What is being asked: Leave out the pictures and repeat the data exactly.

Stored data:
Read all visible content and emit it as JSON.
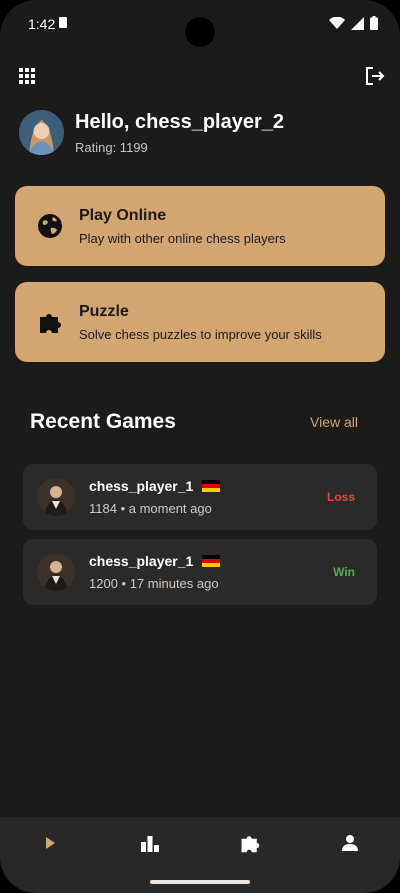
{
  "status_bar": {
    "time": "1:42"
  },
  "user": {
    "greeting": "Hello, chess_player_2",
    "rating": "Rating: 1199"
  },
  "cards": [
    {
      "title": "Play Online",
      "subtitle": "Play with other online chess players",
      "icon": "globe-icon"
    },
    {
      "title": "Puzzle",
      "subtitle": "Solve chess puzzles to improve your skills",
      "icon": "puzzle-icon"
    }
  ],
  "recent": {
    "title": "Recent Games",
    "view_all": "View all",
    "games": [
      {
        "player": "chess_player_1",
        "meta": "1184 • a moment ago",
        "result": "Loss",
        "result_color": "#e2483d"
      },
      {
        "player": "chess_player_1",
        "meta": "1200 • 17 minutes ago",
        "result": "Win",
        "result_color": "#4caf50"
      }
    ]
  },
  "colors": {
    "accent": "#d2a573",
    "background": "#1d1b1a",
    "card_dark": "#2c2a29"
  },
  "bottom_nav": [
    "play-icon",
    "leaderboard-icon",
    "puzzle-icon",
    "profile-icon"
  ]
}
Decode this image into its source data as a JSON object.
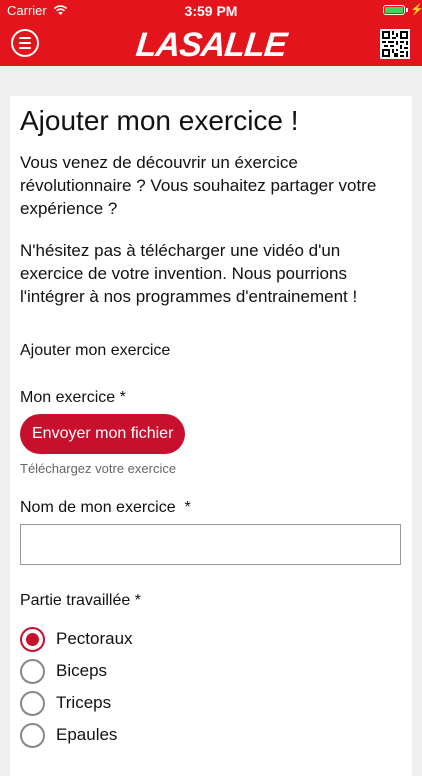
{
  "status_bar": {
    "carrier": "Carrier",
    "time": "3:59 PM"
  },
  "app_bar": {
    "logo_text": "LASALLE",
    "accent_color": "#e3141b"
  },
  "form": {
    "title": "Ajouter mon exercice !",
    "intro": "Vous venez de découvrir un éxercice révolutionnaire ? Vous souhaitez partager votre expérience ?",
    "intro2": "N'hésitez pas à télécharger une vidéo d'un exercice de votre invention. Nous pourrions l'intégrer à nos programmes d'entrainement !",
    "section_label": "Ajouter mon exercice",
    "exercise_label": "Mon exercice *",
    "upload_button": "Envoyer mon fichier",
    "upload_help": "Téléchargez votre exercice",
    "name_label": "Nom de mon exercice  *",
    "name_value": "",
    "part_label": "Partie travaillée *",
    "parts": [
      {
        "label": "Pectoraux",
        "selected": true
      },
      {
        "label": "Biceps",
        "selected": false
      },
      {
        "label": "Triceps",
        "selected": false
      },
      {
        "label": "Epaules",
        "selected": false
      }
    ],
    "button_color": "#c8102e"
  },
  "icons": [
    "wifi-icon",
    "battery-icon",
    "menu-icon",
    "qr-code-icon"
  ]
}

Full answer:
Read all visible content and emit it as JSON.
{
  "status_bar": {
    "time": "1:42"
  },
  "user": {
    "greeting": "Hello, chess_player_2",
    "rating": "Rating: 1199"
  },
  "cards": [
    {
      "title": "Play Online",
      "subtitle": "Play with other online chess players",
      "icon": "globe-icon"
    },
    {
      "title": "Puzzle",
      "subtitle": "Solve chess puzzles to improve your skills",
      "icon": "puzzle-icon"
    }
  ],
  "recent": {
    "title": "Recent Games",
    "view_all": "View all",
    "games": [
      {
        "player": "chess_player_1",
        "meta": "1184 • a moment ago",
        "result": "Loss",
        "result_color": "#e2483d"
      },
      {
        "player": "chess_player_1",
        "meta": "1200 • 17 minutes ago",
        "result": "Win",
        "result_color": "#4caf50"
      }
    ]
  },
  "colors": {
    "accent": "#d2a573",
    "background": "#1d1b1a",
    "card_dark": "#2c2a29"
  },
  "bottom_nav": [
    "play-icon",
    "leaderboard-icon",
    "puzzle-icon",
    "profile-icon"
  ]
}
Decode this image into its source data as a JSON object.
{
  "status_bar": {
    "carrier": "Carrier",
    "time": "3:59 PM"
  },
  "app_bar": {
    "logo_text": "LASALLE",
    "accent_color": "#e3141b"
  },
  "form": {
    "title": "Ajouter mon exercice !",
    "intro": "Vous venez de découvrir un éxercice révolutionnaire ? Vous souhaitez partager votre expérience ?",
    "intro2": "N'hésitez pas à télécharger une vidéo d'un exercice de votre invention. Nous pourrions l'intégrer à nos programmes d'entrainement !",
    "section_label": "Ajouter mon exercice",
    "exercise_label": "Mon exercice *",
    "upload_button": "Envoyer mon fichier",
    "upload_help": "Téléchargez votre exercice",
    "name_label": "Nom de mon exercice  *",
    "name_value": "",
    "part_label": "Partie travaillée *",
    "parts": [
      {
        "label": "Pectoraux",
        "selected": true
      },
      {
        "label": "Biceps",
        "selected": false
      },
      {
        "label": "Triceps",
        "selected": false
      },
      {
        "label": "Epaules",
        "selected": false
      }
    ],
    "button_color": "#c8102e"
  },
  "icons": [
    "wifi-icon",
    "battery-icon",
    "menu-icon",
    "qr-code-icon"
  ]
}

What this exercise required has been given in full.